## THE EXERCISE
Repeat verbatim the stretch of the records from the very start through the line containing "Bar xyxy=(919,600,1011,661)", including both the first line and that line.
— start —
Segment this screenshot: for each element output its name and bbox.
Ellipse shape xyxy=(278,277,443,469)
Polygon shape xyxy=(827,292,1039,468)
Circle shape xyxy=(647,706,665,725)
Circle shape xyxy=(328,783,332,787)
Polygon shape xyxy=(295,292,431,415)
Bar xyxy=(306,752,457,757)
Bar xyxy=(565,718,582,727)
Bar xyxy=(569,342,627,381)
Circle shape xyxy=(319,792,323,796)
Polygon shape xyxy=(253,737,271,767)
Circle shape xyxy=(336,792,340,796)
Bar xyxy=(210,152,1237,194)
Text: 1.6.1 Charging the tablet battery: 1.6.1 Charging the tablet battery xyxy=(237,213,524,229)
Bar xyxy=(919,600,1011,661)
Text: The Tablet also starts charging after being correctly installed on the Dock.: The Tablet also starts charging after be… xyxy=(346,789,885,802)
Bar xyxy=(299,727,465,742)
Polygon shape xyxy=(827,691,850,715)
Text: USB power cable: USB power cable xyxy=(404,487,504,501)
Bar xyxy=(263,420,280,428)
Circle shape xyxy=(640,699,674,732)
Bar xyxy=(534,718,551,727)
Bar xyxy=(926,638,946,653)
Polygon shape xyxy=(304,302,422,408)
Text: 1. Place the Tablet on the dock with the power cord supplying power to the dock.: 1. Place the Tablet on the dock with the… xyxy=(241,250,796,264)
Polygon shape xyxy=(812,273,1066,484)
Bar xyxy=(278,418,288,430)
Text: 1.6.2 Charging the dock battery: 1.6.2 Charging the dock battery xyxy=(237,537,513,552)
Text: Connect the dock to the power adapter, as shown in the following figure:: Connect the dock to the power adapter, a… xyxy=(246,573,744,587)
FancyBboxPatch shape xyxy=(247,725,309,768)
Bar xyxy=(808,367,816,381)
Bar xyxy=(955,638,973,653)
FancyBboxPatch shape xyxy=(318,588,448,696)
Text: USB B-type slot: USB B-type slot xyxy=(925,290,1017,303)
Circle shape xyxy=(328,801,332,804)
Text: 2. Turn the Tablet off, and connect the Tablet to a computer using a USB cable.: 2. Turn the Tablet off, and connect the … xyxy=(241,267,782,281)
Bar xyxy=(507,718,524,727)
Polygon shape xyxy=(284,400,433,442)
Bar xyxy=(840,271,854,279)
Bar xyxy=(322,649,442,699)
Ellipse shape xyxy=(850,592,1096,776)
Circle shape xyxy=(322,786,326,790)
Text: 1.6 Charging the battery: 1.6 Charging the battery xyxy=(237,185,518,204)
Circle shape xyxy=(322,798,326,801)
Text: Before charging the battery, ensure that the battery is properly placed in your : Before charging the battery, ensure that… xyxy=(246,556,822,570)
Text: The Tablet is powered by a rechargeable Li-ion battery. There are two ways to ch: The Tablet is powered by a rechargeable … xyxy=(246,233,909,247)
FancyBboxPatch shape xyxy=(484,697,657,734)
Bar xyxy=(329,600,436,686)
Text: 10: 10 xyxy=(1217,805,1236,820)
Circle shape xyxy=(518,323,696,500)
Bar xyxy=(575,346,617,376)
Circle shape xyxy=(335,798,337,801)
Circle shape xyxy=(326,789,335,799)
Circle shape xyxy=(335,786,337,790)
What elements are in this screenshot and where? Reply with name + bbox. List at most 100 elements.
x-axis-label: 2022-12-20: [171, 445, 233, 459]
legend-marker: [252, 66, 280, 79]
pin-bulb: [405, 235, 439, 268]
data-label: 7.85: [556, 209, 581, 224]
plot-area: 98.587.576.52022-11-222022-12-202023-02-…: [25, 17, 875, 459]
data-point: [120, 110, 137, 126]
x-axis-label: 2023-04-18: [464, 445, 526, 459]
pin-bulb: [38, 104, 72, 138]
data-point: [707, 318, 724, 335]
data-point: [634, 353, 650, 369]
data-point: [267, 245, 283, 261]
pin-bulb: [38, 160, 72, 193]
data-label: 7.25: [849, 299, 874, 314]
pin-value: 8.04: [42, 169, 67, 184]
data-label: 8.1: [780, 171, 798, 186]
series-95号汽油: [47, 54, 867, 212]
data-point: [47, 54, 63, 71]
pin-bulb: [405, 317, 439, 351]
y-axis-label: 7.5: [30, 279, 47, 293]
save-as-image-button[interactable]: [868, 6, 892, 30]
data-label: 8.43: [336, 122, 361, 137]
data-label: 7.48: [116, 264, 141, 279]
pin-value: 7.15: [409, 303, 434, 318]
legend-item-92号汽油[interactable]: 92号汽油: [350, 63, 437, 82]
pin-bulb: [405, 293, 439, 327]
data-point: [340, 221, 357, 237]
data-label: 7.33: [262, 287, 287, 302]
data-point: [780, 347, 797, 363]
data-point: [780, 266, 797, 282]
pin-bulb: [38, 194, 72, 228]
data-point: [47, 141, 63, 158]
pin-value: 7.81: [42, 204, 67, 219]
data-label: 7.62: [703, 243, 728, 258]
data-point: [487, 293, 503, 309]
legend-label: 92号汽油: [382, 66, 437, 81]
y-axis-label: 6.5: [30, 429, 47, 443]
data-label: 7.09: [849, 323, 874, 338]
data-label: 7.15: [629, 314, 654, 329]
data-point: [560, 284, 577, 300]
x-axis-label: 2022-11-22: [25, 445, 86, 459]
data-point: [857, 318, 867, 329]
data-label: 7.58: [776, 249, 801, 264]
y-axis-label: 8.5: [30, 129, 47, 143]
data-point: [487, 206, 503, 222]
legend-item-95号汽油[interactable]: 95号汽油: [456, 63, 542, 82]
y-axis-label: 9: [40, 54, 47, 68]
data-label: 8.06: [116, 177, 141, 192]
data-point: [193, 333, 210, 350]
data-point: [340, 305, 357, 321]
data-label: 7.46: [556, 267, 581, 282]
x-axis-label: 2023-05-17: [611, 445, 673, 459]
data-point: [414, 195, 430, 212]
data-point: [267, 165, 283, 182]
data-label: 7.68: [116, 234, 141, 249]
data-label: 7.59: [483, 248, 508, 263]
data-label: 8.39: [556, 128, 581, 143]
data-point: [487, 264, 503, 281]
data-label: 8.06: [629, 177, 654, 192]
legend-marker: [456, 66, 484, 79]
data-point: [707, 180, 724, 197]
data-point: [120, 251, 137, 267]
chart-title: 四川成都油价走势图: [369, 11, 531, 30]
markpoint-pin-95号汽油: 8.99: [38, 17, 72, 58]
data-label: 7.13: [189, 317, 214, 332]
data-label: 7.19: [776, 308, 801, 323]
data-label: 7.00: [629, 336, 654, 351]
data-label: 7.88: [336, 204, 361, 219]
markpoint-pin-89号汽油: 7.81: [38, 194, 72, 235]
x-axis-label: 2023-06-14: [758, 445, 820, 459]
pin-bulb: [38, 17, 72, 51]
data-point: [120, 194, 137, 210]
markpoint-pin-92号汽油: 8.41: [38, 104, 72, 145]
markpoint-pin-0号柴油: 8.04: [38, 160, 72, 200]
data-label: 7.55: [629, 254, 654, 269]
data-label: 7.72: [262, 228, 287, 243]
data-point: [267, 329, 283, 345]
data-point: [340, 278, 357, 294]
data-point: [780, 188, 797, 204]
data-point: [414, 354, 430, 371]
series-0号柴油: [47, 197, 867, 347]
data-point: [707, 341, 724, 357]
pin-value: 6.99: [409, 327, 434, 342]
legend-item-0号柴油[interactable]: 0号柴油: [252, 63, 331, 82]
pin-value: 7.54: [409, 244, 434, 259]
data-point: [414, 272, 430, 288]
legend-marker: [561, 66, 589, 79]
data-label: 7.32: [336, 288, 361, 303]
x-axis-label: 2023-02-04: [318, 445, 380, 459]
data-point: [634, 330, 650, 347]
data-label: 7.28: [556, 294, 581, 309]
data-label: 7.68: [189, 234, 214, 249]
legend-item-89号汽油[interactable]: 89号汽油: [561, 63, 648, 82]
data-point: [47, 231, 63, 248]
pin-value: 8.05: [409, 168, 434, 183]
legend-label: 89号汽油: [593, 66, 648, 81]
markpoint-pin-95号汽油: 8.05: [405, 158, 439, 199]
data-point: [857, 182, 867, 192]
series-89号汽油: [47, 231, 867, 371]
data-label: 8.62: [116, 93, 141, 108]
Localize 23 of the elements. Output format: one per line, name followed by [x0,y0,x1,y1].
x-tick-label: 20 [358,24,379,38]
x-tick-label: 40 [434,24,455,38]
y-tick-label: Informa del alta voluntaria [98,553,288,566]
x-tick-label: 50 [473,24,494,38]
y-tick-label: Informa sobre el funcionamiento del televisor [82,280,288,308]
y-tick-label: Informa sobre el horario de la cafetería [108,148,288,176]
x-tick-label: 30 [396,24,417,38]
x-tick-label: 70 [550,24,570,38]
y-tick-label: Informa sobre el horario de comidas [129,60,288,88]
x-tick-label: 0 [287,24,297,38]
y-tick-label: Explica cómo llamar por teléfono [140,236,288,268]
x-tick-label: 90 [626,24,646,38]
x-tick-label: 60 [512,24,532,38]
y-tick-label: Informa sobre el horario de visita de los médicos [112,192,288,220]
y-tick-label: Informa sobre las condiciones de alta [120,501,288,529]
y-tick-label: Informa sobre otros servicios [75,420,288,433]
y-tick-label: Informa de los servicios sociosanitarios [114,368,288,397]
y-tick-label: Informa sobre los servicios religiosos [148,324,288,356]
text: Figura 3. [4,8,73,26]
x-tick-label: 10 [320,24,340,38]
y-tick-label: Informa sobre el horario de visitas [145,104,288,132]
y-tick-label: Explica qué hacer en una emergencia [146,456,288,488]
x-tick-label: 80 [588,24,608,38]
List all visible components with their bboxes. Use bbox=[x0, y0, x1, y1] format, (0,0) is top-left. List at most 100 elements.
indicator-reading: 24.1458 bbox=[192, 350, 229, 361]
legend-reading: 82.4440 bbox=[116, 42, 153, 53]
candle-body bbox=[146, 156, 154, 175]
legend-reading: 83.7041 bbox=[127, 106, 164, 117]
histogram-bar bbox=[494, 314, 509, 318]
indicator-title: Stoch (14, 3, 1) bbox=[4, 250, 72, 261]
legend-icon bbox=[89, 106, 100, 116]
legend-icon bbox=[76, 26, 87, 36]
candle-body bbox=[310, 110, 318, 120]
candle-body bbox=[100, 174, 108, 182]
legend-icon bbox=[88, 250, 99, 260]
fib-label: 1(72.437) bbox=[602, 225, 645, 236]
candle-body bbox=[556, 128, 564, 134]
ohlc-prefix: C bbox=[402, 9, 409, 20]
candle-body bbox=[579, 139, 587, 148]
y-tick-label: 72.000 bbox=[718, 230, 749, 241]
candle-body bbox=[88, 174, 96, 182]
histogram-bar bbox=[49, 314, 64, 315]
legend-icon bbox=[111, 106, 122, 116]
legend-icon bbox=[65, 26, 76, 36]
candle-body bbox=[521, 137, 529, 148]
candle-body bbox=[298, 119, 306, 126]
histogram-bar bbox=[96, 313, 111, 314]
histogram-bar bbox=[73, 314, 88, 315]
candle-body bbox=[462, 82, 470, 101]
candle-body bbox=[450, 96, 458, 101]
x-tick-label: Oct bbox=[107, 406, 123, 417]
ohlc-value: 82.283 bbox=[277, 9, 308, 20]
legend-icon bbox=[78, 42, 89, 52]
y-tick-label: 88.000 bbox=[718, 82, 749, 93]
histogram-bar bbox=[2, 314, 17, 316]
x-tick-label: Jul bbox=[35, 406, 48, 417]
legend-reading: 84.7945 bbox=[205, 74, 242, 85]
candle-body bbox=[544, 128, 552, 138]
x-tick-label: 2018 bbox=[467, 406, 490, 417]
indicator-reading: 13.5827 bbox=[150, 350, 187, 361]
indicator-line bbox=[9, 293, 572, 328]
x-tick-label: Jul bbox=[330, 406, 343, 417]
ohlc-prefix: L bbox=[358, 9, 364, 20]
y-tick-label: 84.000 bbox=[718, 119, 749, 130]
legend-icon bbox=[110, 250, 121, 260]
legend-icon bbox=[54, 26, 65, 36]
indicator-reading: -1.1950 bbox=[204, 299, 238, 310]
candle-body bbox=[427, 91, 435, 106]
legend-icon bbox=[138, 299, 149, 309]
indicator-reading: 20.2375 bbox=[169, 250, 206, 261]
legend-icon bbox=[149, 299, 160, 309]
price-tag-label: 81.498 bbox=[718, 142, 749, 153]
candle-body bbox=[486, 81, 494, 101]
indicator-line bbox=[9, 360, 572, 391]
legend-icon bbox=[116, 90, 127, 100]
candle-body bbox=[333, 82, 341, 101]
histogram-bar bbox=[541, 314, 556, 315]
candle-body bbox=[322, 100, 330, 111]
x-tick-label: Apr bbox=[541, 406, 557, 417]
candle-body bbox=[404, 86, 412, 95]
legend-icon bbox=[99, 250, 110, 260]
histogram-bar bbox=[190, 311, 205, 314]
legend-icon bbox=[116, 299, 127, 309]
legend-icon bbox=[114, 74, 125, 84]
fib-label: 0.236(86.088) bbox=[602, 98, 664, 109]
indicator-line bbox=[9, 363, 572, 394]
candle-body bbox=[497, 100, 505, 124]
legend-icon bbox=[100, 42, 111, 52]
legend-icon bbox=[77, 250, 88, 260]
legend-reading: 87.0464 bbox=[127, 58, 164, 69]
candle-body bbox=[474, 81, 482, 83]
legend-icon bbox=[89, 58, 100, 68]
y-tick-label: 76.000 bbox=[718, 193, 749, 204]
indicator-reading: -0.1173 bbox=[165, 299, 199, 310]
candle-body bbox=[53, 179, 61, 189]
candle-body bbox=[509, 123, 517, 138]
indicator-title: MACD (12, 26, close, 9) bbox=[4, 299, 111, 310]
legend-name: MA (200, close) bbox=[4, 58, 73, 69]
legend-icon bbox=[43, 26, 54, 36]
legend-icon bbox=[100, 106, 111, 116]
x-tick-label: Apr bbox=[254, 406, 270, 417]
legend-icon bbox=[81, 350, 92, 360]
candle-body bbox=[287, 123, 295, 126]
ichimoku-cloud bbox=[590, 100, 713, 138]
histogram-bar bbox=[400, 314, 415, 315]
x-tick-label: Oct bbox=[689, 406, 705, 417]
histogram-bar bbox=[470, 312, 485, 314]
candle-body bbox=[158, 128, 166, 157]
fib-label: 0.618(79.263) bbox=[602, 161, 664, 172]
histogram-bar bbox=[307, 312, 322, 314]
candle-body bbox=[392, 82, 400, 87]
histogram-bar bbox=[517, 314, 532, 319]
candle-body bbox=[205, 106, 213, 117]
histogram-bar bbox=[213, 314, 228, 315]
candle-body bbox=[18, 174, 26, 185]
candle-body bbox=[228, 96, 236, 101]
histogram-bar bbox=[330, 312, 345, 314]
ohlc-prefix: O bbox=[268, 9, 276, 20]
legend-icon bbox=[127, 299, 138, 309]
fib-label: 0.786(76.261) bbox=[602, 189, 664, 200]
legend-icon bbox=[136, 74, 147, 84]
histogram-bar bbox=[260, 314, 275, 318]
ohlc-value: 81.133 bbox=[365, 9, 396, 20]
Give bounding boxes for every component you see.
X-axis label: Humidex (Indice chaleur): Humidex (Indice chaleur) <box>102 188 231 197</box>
— end —
## OUTPUT BELOW
Segment this screenshot: for each element output its name and bbox.
Ellipse shape xyxy=(278,277,443,469)
Polygon shape xyxy=(827,292,1039,468)
Circle shape xyxy=(647,706,665,725)
Circle shape xyxy=(328,783,332,787)
Polygon shape xyxy=(295,292,431,415)
Bar xyxy=(306,752,457,757)
Bar xyxy=(565,718,582,727)
Bar xyxy=(569,342,627,381)
Circle shape xyxy=(319,792,323,796)
Polygon shape xyxy=(253,737,271,767)
Circle shape xyxy=(336,792,340,796)
Bar xyxy=(210,152,1237,194)
Text: 1.6.1 Charging the tablet battery: 1.6.1 Charging the tablet battery xyxy=(237,213,524,229)
Bar xyxy=(919,600,1011,661)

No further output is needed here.